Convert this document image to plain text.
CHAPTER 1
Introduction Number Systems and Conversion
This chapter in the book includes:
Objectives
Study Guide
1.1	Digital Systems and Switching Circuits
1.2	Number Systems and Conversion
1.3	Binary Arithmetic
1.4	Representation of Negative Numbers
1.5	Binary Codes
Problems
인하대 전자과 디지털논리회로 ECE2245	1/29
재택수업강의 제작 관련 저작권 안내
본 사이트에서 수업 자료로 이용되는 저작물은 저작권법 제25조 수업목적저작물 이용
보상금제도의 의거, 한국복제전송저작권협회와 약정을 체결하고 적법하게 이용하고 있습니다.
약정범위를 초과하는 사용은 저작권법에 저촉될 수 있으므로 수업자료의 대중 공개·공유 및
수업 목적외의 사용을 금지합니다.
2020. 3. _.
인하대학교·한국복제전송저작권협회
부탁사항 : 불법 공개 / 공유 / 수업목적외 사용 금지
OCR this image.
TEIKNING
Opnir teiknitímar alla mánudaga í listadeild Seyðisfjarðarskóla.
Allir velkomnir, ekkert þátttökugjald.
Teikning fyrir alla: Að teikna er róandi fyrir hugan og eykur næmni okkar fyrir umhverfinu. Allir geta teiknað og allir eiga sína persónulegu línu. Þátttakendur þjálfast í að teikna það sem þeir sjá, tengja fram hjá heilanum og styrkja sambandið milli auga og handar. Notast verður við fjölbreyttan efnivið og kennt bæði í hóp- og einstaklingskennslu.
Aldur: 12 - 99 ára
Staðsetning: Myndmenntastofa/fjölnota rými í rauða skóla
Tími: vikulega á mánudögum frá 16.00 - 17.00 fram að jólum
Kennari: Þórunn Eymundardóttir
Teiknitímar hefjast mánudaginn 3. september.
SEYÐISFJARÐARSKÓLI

[Set exercise]: Repeat exactly the lines from the one containing "OCR this image." through the last line of the records above, both included, and nothing else.

[Answer to the problem]:
OCR this image.
TEIKNING
Opnir teiknitímar alla mánudaga í listadeild Seyðisfjarðarskóla.
Allir velkomnir, ekkert þátttökugjald.
Teikning fyrir alla: Að teikna er róandi fyrir hugan og eykur næmni okkar fyrir umhverfinu. Allir geta teiknað og allir eiga sína persónulegu línu. Þátttakendur þjálfast í að teikna það sem þeir sjá, tengja fram hjá heilanum og styrkja sambandið milli auga og handar. Notast verður við fjölbreyttan efnivið og kennt bæði í hóp- og einstaklingskennslu.
Aldur: 12 - 99 ára
Staðsetning: Myndmenntastofa/fjölnota rými í rauða skóla
Tími: vikulega á mánudögum frá 16.00 - 17.00 fram að jólum
Kennari: Þórunn Eymundardóttir
Teiknitímar hefjast mánudaginn 3. september.
SEYÐISFJARÐARSKÓLI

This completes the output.